◆ **Exercise**:
Reproduce every entry exactly as shown.

◆ **Rows**:
====

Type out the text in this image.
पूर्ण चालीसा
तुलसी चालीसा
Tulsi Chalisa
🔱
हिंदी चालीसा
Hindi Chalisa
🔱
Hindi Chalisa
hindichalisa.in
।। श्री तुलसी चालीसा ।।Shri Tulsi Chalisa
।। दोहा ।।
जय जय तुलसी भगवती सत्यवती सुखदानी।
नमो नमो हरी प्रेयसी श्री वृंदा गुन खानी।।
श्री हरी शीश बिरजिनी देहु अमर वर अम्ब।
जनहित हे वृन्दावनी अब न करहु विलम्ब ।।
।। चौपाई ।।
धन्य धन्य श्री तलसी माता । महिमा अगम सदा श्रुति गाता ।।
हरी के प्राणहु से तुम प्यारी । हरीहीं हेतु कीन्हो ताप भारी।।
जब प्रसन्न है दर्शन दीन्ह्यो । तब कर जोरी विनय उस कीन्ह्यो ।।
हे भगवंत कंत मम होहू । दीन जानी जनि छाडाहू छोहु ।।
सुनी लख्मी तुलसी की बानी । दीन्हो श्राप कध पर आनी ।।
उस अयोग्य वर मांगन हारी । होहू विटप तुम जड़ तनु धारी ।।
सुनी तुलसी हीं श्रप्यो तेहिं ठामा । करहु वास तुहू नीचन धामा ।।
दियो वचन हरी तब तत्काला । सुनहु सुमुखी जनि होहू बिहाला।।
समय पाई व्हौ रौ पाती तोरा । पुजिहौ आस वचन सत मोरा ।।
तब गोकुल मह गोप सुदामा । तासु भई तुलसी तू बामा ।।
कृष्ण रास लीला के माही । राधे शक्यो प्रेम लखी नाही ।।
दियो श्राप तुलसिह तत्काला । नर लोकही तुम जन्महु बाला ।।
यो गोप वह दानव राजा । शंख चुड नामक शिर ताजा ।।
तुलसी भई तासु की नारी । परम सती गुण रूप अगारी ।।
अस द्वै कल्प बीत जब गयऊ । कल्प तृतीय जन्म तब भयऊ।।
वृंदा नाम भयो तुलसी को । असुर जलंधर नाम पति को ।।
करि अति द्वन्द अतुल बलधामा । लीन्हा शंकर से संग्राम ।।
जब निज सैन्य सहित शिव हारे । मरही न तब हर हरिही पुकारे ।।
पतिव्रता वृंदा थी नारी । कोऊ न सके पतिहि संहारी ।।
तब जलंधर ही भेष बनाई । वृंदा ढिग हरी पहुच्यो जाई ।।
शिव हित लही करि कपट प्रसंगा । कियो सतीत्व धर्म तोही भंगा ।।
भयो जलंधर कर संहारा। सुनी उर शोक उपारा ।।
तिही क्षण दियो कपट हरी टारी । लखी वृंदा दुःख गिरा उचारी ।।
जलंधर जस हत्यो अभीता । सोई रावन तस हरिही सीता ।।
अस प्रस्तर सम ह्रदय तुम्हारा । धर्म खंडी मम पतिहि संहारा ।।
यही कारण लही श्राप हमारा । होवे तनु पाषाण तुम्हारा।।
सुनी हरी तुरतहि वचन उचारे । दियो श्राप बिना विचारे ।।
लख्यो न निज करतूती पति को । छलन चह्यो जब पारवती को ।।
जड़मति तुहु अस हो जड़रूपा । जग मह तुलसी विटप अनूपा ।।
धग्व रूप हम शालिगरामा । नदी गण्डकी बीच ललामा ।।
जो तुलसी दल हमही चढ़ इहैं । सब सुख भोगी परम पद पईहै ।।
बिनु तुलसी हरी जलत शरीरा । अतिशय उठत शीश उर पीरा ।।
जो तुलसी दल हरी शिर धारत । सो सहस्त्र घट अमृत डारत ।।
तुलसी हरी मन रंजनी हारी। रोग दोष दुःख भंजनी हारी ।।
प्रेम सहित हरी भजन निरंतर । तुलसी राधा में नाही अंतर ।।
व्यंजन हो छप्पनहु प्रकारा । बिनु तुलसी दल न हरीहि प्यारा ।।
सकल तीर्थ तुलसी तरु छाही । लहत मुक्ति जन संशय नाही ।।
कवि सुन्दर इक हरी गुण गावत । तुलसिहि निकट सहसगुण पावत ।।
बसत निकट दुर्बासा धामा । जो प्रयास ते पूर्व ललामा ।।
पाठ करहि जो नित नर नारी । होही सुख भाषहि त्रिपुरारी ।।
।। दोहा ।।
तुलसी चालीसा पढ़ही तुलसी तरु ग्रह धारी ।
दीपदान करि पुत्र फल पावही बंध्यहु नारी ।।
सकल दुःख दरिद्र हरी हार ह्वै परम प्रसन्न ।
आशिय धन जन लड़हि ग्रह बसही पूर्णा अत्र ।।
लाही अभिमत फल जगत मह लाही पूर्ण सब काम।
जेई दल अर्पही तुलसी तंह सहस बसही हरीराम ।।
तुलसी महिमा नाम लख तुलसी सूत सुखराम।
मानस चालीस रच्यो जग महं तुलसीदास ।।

====

◆ **Task response**:
Type out the text in this image.
पूर्ण चालीसा
तुलसी चालीसा
Tulsi Chalisa
🔱
हिंदी चालीसा
Hindi Chalisa
🔱
Hindi Chalisa
hindichalisa.in
।। श्री तुलसी चालीसा ।।Shri Tulsi Chalisa
।। दोहा ।।
जय जय तुलसी भगवती सत्यवती सुखदानी।
नमो नमो हरी प्रेयसी श्री वृंदा गुन खानी।।
श्री हरी शीश बिरजिनी देहु अमर वर अम्ब।
जनहित हे वृन्दावनी अब न करहु विलम्ब ।।
।। चौपाई ।।
धन्य धन्य श्री तलसी माता । महिमा अगम सदा श्रुति गाता ।।
हरी के प्राणहु से तुम प्यारी । हरीहीं हेतु कीन्हो ताप भारी।।
जब प्रसन्न है दर्शन दीन्ह्यो । तब कर जोरी विनय उस कीन्ह्यो ।।
हे भगवंत कंत मम होहू । दीन जानी जनि छाडाहू छोहु ।।
सुनी लख्मी तुलसी की बानी । दीन्हो श्राप कध पर आनी ।।
उस अयोग्य वर मांगन हारी । होहू विटप तुम जड़ तनु धारी ।।
सुनी तुलसी हीं श्रप्यो तेहिं ठामा । करहु वास तुहू नीचन धामा ।।
दियो वचन हरी तब तत्काला । सुनहु सुमुखी जनि होहू बिहाला।।
समय पाई व्हौ रौ पाती तोरा । पुजिहौ आस वचन सत मोरा ।।
तब गोकुल मह गोप सुदामा । तासु भई तुलसी तू बामा ।।
कृष्ण रास लीला के माही । राधे शक्यो प्रेम लखी नाही ।।
दियो श्राप तुलसिह तत्काला । नर लोकही तुम जन्महु बाला ।।
यो गोप वह दानव राजा । शंख चुड नामक शिर ताजा ।।
तुलसी भई तासु की नारी । परम सती गुण रूप अगारी ।।
अस द्वै कल्प बीत जब गयऊ । कल्प तृतीय जन्म तब भयऊ।।
वृंदा नाम भयो तुलसी को । असुर जलंधर नाम पति को ।।
करि अति द्वन्द अतुल बलधामा । लीन्हा शंकर से संग्राम ।।
जब निज सैन्य सहित शिव हारे । मरही न तब हर हरिही पुकारे ।।
पतिव्रता वृंदा थी नारी । कोऊ न सके पतिहि संहारी ।।
तब जलंधर ही भेष बनाई । वृंदा ढिग हरी पहुच्यो जाई ।।
शिव हित लही करि कपट प्रसंगा । कियो सतीत्व धर्म तोही भंगा ।।
भयो जलंधर कर संहारा। सुनी उर शोक उपारा ।।
तिही क्षण दियो कपट हरी टारी । लखी वृंदा दुःख गिरा उचारी ।।
जलंधर जस हत्यो अभीता । सोई रावन तस हरिही सीता ।।
अस प्रस्तर सम ह्रदय तुम्हारा । धर्म खंडी मम पतिहि संहारा ।।
यही कारण लही श्राप हमारा । होवे तनु पाषाण तुम्हारा।।
सुनी हरी तुरतहि वचन उचारे । दियो श्राप बिना विचारे ।।
लख्यो न निज करतूती पति को । छलन चह्यो जब पारवती को ।।
जड़मति तुहु अस हो जड़रूपा । जग मह तुलसी विटप अनूपा ।।
धग्व रूप हम शालिगरामा । नदी गण्डकी बीच ललामा ।।
जो तुलसी दल हमही चढ़ इहैं । सब सुख भोगी परम पद पईहै ।।
बिनु तुलसी हरी जलत शरीरा । अतिशय उठत शीश उर पीरा ।।
जो तुलसी दल हरी शिर धारत । सो सहस्त्र घट अमृत डारत ।।
तुलसी हरी मन रंजनी हारी। रोग दोष दुःख भंजनी हारी ।।
प्रेम सहित हरी भजन निरंतर । तुलसी राधा में नाही अंतर ।।
व्यंजन हो छप्पनहु प्रकारा । बिनु तुलसी दल न हरीहि प्यारा ।।
सकल तीर्थ तुलसी तरु छाही । लहत मुक्ति जन संशय नाही ।।
कवि सुन्दर इक हरी गुण गावत । तुलसिहि निकट सहसगुण पावत ।।
बसत निकट दुर्बासा धामा । जो प्रयास ते पूर्व ललामा ।।
पाठ करहि जो नित नर नारी । होही सुख भाषहि त्रिपुरारी ।।
।। दोहा ।।
तुलसी चालीसा पढ़ही तुलसी तरु ग्रह धारी ।
दीपदान करि पुत्र फल पावही बंध्यहु नारी ।।
सकल दुःख दरिद्र हरी हार ह्वै परम प्रसन्न ।
आशिय धन जन लड़हि ग्रह बसही पूर्णा अत्र ।।
लाही अभिमत फल जगत मह लाही पूर्ण सब काम।
जेई दल अर्पही तुलसी तंह सहस बसही हरीराम ।।
तुलसी महिमा नाम लख तुलसी सूत सुखराम।
मानस चालीस रच्यो जग महं तुलसीदास ।।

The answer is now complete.